EXERCISE DETAILS - Scan the listing and work out how many lines contain the word "current". Nothing but the number should be given.

SUPPLIED RECORDS -
---------------

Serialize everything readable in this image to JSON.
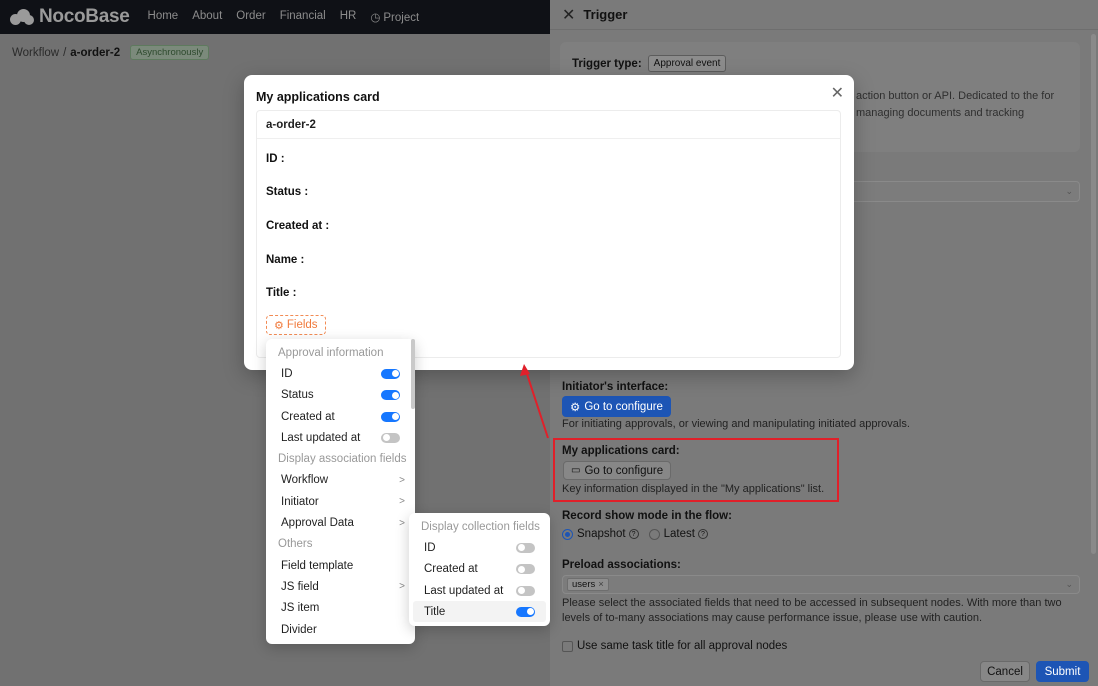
{
  "app": {
    "logo_text": "NocoBase",
    "nav": [
      "Home",
      "About",
      "Order",
      "Financial",
      "HR",
      "Project"
    ]
  },
  "breadcrumb": {
    "parent": "Workflow",
    "sep": "/",
    "current": "a-order-2",
    "mode_tag": "Asynchronously"
  },
  "drawer": {
    "title": "Trigger",
    "trigger_type_label": "Trigger type:",
    "trigger_type_value": "Approval event",
    "trigger_desc": "action button or API. Dedicated to the for managing documents and tracking",
    "initiator_label": "Initiator's interface:",
    "initiator_btn": "Go to configure",
    "initiator_help": "For initiating approvals, or viewing and manipulating initiated approvals.",
    "apps_card_label": "My applications card:",
    "apps_card_btn": "Go to configure",
    "apps_card_help": "Key information displayed in the \"My applications\" list.",
    "record_mode_label": "Record show mode in the flow:",
    "record_mode_snapshot": "Snapshot",
    "record_mode_latest": "Latest",
    "preload_label": "Preload associations:",
    "preload_chip": "users",
    "preload_help": "Please select the associated fields that need to be accessed in subsequent nodes. With more than two levels of to-many associations may cause performance issue, please use with caution.",
    "same_title_label": "Use same task title for all approval nodes",
    "cancel": "Cancel",
    "submit": "Submit"
  },
  "modal": {
    "title": "My applications card",
    "card_title": "a-order-2",
    "fields": [
      "ID :",
      "Status :",
      "Created at :",
      "Name :",
      "Title :"
    ],
    "fields_button": "Fields"
  },
  "menu1": {
    "group_approval": "Approval information",
    "approval_items": [
      {
        "label": "ID",
        "on": true
      },
      {
        "label": "Status",
        "on": true
      },
      {
        "label": "Created at",
        "on": true
      },
      {
        "label": "Last updated at",
        "on": false
      }
    ],
    "group_assoc": "Display association fields",
    "assoc_items": [
      "Workflow",
      "Initiator",
      "Approval Data"
    ],
    "group_others": "Others",
    "other_items": [
      "Field template",
      "JS field",
      "JS item",
      "Divider"
    ]
  },
  "menu2": {
    "group": "Display collection fields",
    "items": [
      {
        "label": "ID",
        "on": false
      },
      {
        "label": "Created at",
        "on": false
      },
      {
        "label": "Last updated at",
        "on": false
      },
      {
        "label": "Title",
        "on": true
      }
    ]
  },
  "colors": {
    "primary": "#1677ff",
    "highlight": "#e0202a",
    "fields_accent": "#f07a3c"
  }
}
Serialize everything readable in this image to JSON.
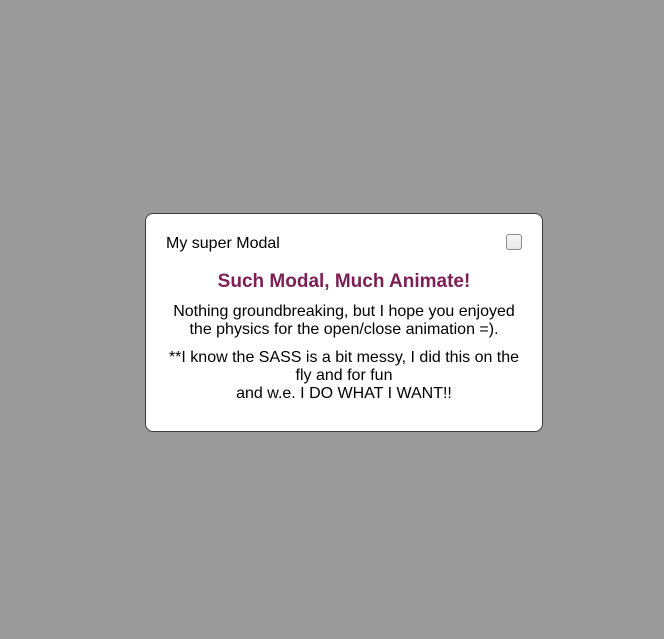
{
  "modal": {
    "title": "My super Modal",
    "close_icon": "checkbox-close-icon",
    "heading": "Such Modal, Much Animate!",
    "paragraph1": {
      "line1": "Nothing groundbreaking, but I hope you enjoyed",
      "line2": "the physics for the open/close animation =)."
    },
    "paragraph2": {
      "line1": "**I know the SASS is a bit messy, I did this on the",
      "line2": "fly and for fun",
      "line3": "and w.e. I DO WHAT I WANT!!"
    }
  },
  "colors": {
    "background": "#9b9b9b",
    "modal_background": "#ffffff",
    "heading": "#7b1f54",
    "text": "#000000"
  }
}
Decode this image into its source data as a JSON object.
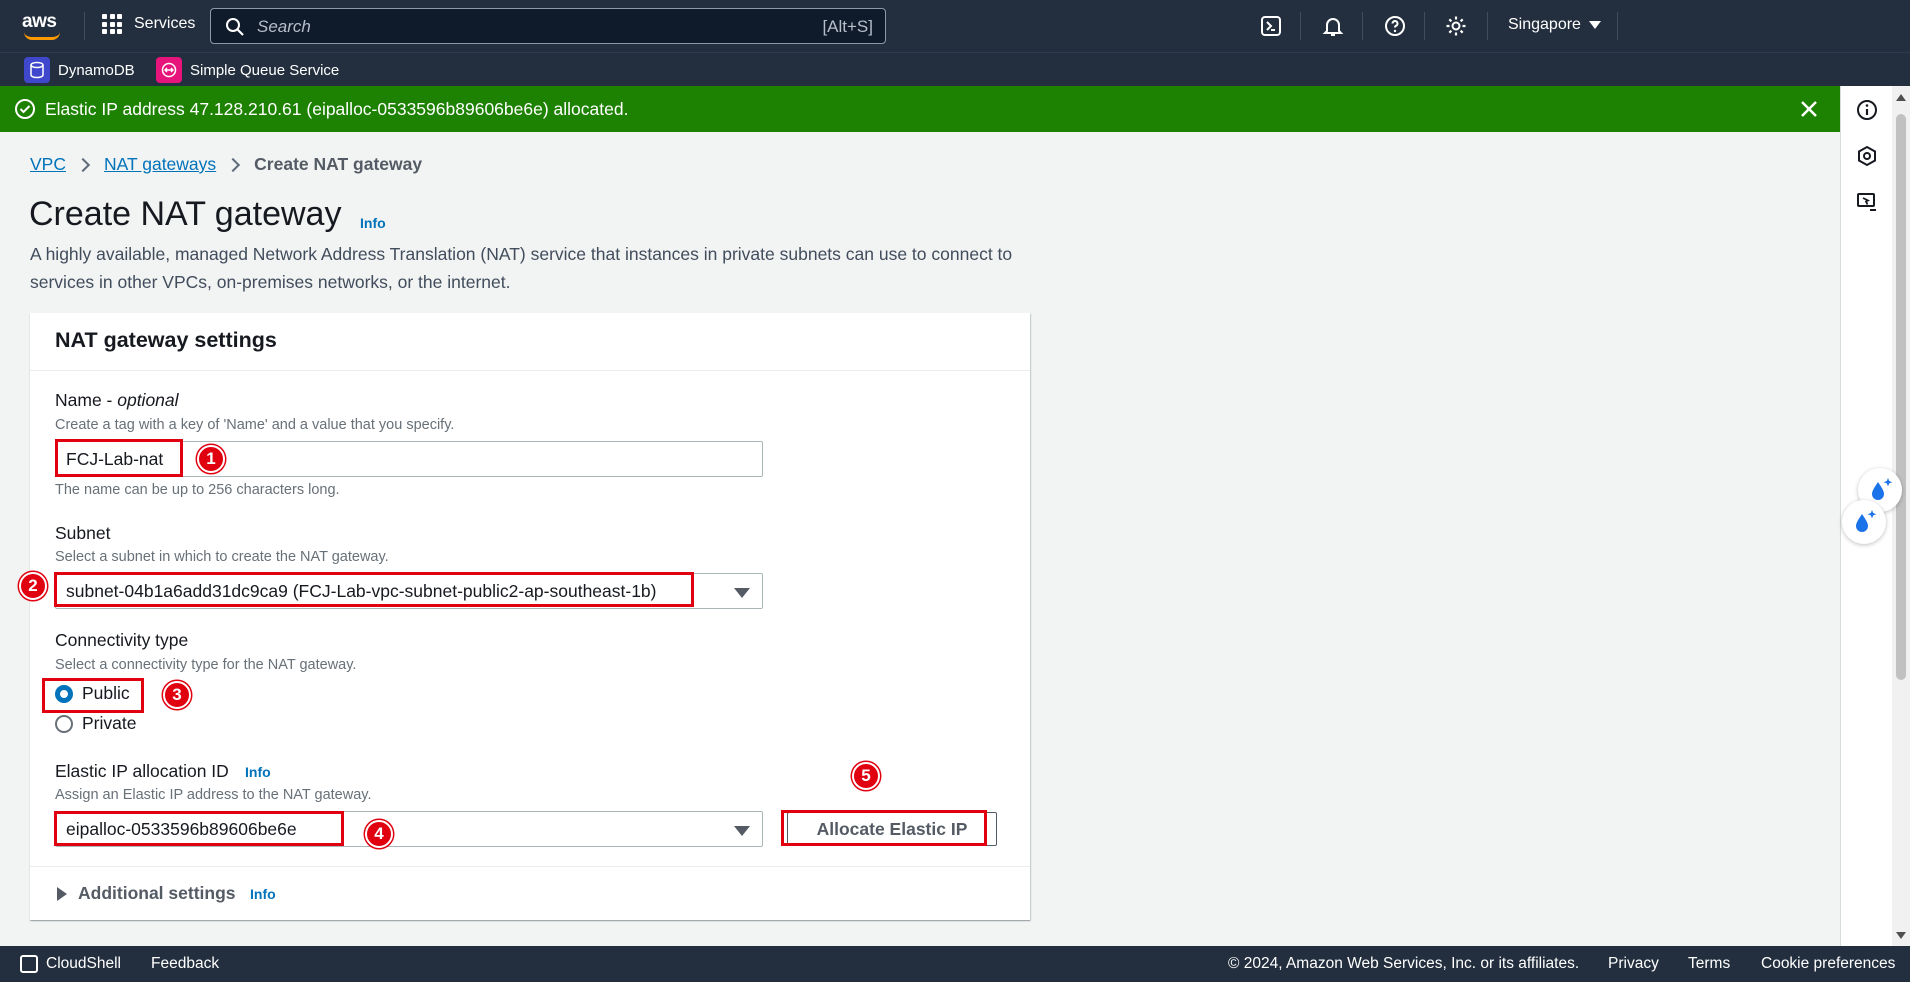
{
  "topnav": {
    "logo_text": "aws",
    "services_label": "Services",
    "search_placeholder": "Search",
    "search_shortcut": "[Alt+S]",
    "region": "Singapore"
  },
  "favorites": [
    {
      "label": "DynamoDB",
      "icon": "dynamodb-icon",
      "color": "#3f48cc"
    },
    {
      "label": "Simple Queue Service",
      "icon": "sqs-icon",
      "color": "#e7157b"
    }
  ],
  "flash": {
    "message": "Elastic IP address 47.128.210.61 (eipalloc-0533596b89606be6e) allocated.",
    "color": "#1d8102"
  },
  "breadcrumb": {
    "items": [
      "VPC",
      "NAT gateways"
    ],
    "current": "Create NAT gateway"
  },
  "page": {
    "title": "Create NAT gateway",
    "info_label": "Info",
    "description": "A highly available, managed Network Address Translation (NAT) service that instances in private subnets can use to connect to services in other VPCs, on-premises networks, or the internet."
  },
  "panel": {
    "title": "NAT gateway settings",
    "name": {
      "label": "Name - ",
      "label_optional": "optional",
      "hint": "Create a tag with a key of 'Name' and a value that you specify.",
      "value": "FCJ-Lab-nat",
      "constraint": "The name can be up to 256 characters long."
    },
    "subnet": {
      "label": "Subnet",
      "hint": "Select a subnet in which to create the NAT gateway.",
      "value": "subnet-04b1a6add31dc9ca9 (FCJ-Lab-vpc-subnet-public2-ap-southeast-1b)"
    },
    "connectivity": {
      "label": "Connectivity type",
      "hint": "Select a connectivity type for the NAT gateway.",
      "options": [
        "Public",
        "Private"
      ],
      "selected": "Public"
    },
    "eip": {
      "label": "Elastic IP allocation ID",
      "info_label": "Info",
      "hint": "Assign an Elastic IP address to the NAT gateway.",
      "value": "eipalloc-0533596b89606be6e",
      "button_label": "Allocate Elastic IP"
    },
    "additional": {
      "label": "Additional settings",
      "info_label": "Info"
    }
  },
  "annotations": [
    "1",
    "2",
    "3",
    "4",
    "5"
  ],
  "footer": {
    "cloudshell": "CloudShell",
    "feedback": "Feedback",
    "copyright": "© 2024, Amazon Web Services, Inc. or its affiliates.",
    "privacy": "Privacy",
    "terms": "Terms",
    "cookies": "Cookie preferences"
  }
}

---------------

FINISHED TASK - 2